__Given task__. Output the data exactly, with every line intact.

[start]

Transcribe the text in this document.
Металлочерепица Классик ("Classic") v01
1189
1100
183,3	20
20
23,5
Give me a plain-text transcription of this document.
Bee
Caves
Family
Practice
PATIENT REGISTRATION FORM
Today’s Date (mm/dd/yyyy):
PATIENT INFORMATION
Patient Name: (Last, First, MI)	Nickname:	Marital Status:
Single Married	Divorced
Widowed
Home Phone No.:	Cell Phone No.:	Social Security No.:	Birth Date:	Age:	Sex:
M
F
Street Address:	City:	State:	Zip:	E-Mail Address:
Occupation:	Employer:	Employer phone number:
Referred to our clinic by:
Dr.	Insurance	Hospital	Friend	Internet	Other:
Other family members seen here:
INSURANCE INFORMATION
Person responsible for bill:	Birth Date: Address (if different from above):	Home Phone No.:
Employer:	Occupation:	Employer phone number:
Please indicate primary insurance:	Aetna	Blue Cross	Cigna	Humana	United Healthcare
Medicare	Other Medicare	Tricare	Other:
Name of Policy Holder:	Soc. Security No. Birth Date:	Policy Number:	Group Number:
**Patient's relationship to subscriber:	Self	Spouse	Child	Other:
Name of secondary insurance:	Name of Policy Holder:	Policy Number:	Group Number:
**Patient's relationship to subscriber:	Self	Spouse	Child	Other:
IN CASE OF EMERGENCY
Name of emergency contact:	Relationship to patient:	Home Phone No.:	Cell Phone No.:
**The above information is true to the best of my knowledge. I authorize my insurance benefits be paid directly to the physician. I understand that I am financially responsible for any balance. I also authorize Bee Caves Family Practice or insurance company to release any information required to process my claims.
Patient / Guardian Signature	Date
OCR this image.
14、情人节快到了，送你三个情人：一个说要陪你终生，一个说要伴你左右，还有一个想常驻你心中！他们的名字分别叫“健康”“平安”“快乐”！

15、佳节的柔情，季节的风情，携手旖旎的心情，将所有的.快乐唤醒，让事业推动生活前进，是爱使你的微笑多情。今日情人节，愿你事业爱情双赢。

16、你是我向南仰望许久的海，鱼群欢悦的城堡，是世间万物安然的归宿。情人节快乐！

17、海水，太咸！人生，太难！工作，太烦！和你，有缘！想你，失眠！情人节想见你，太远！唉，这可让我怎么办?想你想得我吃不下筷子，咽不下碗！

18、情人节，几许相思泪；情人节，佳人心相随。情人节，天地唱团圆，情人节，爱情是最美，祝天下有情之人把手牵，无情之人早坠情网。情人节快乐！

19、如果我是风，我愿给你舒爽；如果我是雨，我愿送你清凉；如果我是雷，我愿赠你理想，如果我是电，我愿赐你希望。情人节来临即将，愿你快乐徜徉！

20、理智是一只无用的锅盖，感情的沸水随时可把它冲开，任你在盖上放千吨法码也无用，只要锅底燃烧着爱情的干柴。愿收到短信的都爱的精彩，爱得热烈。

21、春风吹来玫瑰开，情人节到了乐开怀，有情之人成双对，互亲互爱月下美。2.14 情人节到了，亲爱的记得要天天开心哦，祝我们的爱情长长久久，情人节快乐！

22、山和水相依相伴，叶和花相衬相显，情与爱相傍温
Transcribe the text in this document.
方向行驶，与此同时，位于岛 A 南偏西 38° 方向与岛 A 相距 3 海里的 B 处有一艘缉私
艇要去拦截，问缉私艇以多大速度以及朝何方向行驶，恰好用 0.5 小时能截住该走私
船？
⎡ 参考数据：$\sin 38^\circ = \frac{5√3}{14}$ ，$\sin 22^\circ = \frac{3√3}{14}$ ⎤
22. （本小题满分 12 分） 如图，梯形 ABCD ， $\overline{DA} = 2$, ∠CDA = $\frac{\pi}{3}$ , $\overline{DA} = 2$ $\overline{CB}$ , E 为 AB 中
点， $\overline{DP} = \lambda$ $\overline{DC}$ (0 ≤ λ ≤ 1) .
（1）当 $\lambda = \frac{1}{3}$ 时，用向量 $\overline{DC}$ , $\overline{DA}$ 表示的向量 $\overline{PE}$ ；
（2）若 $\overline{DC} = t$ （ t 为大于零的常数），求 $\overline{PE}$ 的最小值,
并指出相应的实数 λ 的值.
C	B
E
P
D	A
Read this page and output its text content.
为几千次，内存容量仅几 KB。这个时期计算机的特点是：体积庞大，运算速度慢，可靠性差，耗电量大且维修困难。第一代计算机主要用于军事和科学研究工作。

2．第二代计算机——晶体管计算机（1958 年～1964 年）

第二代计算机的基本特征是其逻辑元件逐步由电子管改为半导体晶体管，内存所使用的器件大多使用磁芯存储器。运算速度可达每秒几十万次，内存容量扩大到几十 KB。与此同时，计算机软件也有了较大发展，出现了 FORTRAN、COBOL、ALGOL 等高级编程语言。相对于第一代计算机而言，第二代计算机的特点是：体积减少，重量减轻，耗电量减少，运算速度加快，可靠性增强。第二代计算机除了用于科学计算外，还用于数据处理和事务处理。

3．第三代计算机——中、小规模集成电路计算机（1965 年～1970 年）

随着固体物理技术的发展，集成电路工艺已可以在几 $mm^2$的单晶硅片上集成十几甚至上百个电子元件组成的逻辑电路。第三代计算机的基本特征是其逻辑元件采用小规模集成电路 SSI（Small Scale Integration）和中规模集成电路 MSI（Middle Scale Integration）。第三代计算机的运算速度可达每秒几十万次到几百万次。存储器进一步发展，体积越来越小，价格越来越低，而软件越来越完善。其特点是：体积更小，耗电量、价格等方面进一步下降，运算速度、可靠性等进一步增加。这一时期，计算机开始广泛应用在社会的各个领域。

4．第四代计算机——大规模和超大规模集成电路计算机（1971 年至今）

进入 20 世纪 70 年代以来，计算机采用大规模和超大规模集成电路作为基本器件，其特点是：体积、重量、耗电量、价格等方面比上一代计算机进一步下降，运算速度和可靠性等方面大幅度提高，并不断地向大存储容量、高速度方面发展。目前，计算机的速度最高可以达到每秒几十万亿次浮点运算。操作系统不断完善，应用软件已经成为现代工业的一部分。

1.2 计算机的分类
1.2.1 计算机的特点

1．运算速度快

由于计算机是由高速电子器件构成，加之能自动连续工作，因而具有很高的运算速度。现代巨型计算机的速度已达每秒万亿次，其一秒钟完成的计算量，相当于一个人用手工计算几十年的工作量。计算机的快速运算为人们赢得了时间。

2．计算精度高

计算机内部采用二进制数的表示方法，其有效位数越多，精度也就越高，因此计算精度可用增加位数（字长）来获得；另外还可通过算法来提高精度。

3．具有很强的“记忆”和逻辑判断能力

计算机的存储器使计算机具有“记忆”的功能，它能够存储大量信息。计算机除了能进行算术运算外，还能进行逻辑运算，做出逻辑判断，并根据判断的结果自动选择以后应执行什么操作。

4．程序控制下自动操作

[end]

__Written answer__.
Transcribe the text in this document.
Металлочерепица Классик ("Classic") v01
1189
1100
183,3	20
20
23,5
Give me a plain-text transcription of this document.
Bee
Caves
Family
Practice
PATIENT REGISTRATION FORM
Today’s Date (mm/dd/yyyy):
PATIENT INFORMATION
Patient Name: (Last, First, MI)	Nickname:	Marital Status:
Single Married	Divorced
Widowed
Home Phone No.:	Cell Phone No.:	Social Security No.:	Birth Date:	Age:	Sex:
M
F
Street Address:	City:	State:	Zip:	E-Mail Address:
Occupation:	Employer:	Employer phone number:
Referred to our clinic by:
Dr.	Insurance	Hospital	Friend	Internet	Other:
Other family members seen here:
INSURANCE INFORMATION
Person responsible for bill:	Birth Date: Address (if different from above):	Home Phone No.:
Employer:	Occupation:	Employer phone number:
Please indicate primary insurance:	Aetna	Blue Cross	Cigna	Humana	United Healthcare
Medicare	Other Medicare	Tricare	Other:
Name of Policy Holder:	Soc. Security No. Birth Date:	Policy Number:	Group Number:
**Patient's relationship to subscriber:	Self	Spouse	Child	Other:
Name of secondary insurance:	Name of Policy Holder:	Policy Number:	Group Number:
**Patient's relationship to subscriber:	Self	Spouse	Child	Other:
IN CASE OF EMERGENCY
Name of emergency contact:	Relationship to patient:	Home Phone No.:	Cell Phone No.:
**The above information is true to the best of my knowledge. I authorize my insurance benefits be paid directly to the physician. I understand that I am financially responsible for any balance. I also authorize Bee Caves Family Practice or insurance company to release any information required to process my claims.
Patient / Guardian Signature	Date
OCR this image.
14、情人节快到了，送你三个情人：一个说要陪你终生，一个说要伴你左右，还有一个想常驻你心中！他们的名字分别叫“健康”“平安”“快乐”！

15、佳节的柔情，季节的风情，携手旖旎的心情，将所有的.快乐唤醒，让事业推动生活前进，是爱使你的微笑多情。今日情人节，愿你事业爱情双赢。

16、你是我向南仰望许久的海，鱼群欢悦的城堡，是世间万物安然的归宿。情人节快乐！

17、海水，太咸！人生，太难！工作，太烦！和你，有缘！想你，失眠！情人节想见你，太远！唉，这可让我怎么办?想你想得我吃不下筷子，咽不下碗！

18、情人节，几许相思泪；情人节，佳人心相随。情人节，天地唱团圆，情人节，爱情是最美，祝天下有情之人把手牵，无情之人早坠情网。情人节快乐！

19、如果我是风，我愿给你舒爽；如果我是雨，我愿送你清凉；如果我是雷，我愿赠你理想，如果我是电，我愿赐你希望。情人节来临即将，愿你快乐徜徉！

20、理智是一只无用的锅盖，感情的沸水随时可把它冲开，任你在盖上放千吨法码也无用，只要锅底燃烧着爱情的干柴。愿收到短信的都爱的精彩，爱得热烈。

21、春风吹来玫瑰开，情人节到了乐开怀，有情之人成双对，互亲互爱月下美。2.14 情人节到了，亲爱的记得要天天开心哦，祝我们的爱情长长久久，情人节快乐！

22、山和水相依相伴，叶和花相衬相显，情与爱相傍温
Transcribe the text in this document.
方向行驶，与此同时，位于岛 A 南偏西 38° 方向与岛 A 相距 3 海里的 B 处有一艘缉私
艇要去拦截，问缉私艇以多大速度以及朝何方向行驶，恰好用 0.5 小时能截住该走私
船？
⎡ 参考数据：$\sin 38^\circ = \frac{5√3}{14}$ ，$\sin 22^\circ = \frac{3√3}{14}$ ⎤
22. （本小题满分 12 分） 如图，梯形 ABCD ， $\overline{DA} = 2$, ∠CDA = $\frac{\pi}{3}$ , $\overline{DA} = 2$ $\overline{CB}$ , E 为 AB 中
点， $\overline{DP} = \lambda$ $\overline{DC}$ (0 ≤ λ ≤ 1) .
（1）当 $\lambda = \frac{1}{3}$ 时，用向量 $\overline{DC}$ , $\overline{DA}$ 表示的向量 $\overline{PE}$ ；
（2）若 $\overline{DC} = t$ （ t 为大于零的常数），求 $\overline{PE}$ 的最小值,
并指出相应的实数 λ 的值.
C	B
E
P
D	A
Read this page and output its text content.
为几千次，内存容量仅几 KB。这个时期计算机的特点是：体积庞大，运算速度慢，可靠性差，耗电量大且维修困难。第一代计算机主要用于军事和科学研究工作。

2．第二代计算机——晶体管计算机（1958 年～1964 年）

第二代计算机的基本特征是其逻辑元件逐步由电子管改为半导体晶体管，内存所使用的器件大多使用磁芯存储器。运算速度可达每秒几十万次，内存容量扩大到几十 KB。与此同时，计算机软件也有了较大发展，出现了 FORTRAN、COBOL、ALGOL 等高级编程语言。相对于第一代计算机而言，第二代计算机的特点是：体积减少，重量减轻，耗电量减少，运算速度加快，可靠性增强。第二代计算机除了用于科学计算外，还用于数据处理和事务处理。

3．第三代计算机——中、小规模集成电路计算机（1965 年～1970 年）

随着固体物理技术的发展，集成电路工艺已可以在几 $mm^2$的单晶硅片上集成十几甚至上百个电子元件组成的逻辑电路。第三代计算机的基本特征是其逻辑元件采用小规模集成电路 SSI（Small Scale Integration）和中规模集成电路 MSI（Middle Scale Integration）。第三代计算机的运算速度可达每秒几十万次到几百万次。存储器进一步发展，体积越来越小，价格越来越低，而软件越来越完善。其特点是：体积更小，耗电量、价格等方面进一步下降，运算速度、可靠性等进一步增加。这一时期，计算机开始广泛应用在社会的各个领域。

4．第四代计算机——大规模和超大规模集成电路计算机（1971 年至今）

进入 20 世纪 70 年代以来，计算机采用大规模和超大规模集成电路作为基本器件，其特点是：体积、重量、耗电量、价格等方面比上一代计算机进一步下降，运算速度和可靠性等方面大幅度提高，并不断地向大存储容量、高速度方面发展。目前，计算机的速度最高可以达到每秒几十万亿次浮点运算。操作系统不断完善，应用软件已经成为现代工业的一部分。

1.2 计算机的分类
1.2.1 计算机的特点

1．运算速度快

由于计算机是由高速电子器件构成，加之能自动连续工作，因而具有很高的运算速度。现代巨型计算机的速度已达每秒万亿次，其一秒钟完成的计算量，相当于一个人用手工计算几十年的工作量。计算机的快速运算为人们赢得了时间。

2．计算精度高

计算机内部采用二进制数的表示方法，其有效位数越多，精度也就越高，因此计算精度可用增加位数（字长）来获得；另外还可通过算法来提高精度。

3．具有很强的“记忆”和逻辑判断能力

计算机的存储器使计算机具有“记忆”的功能，它能够存储大量信息。计算机除了能进行算术运算外，还能进行逻辑运算，做出逻辑判断，并根据判断的结果自动选择以后应执行什么操作。

4．程序控制下自动操作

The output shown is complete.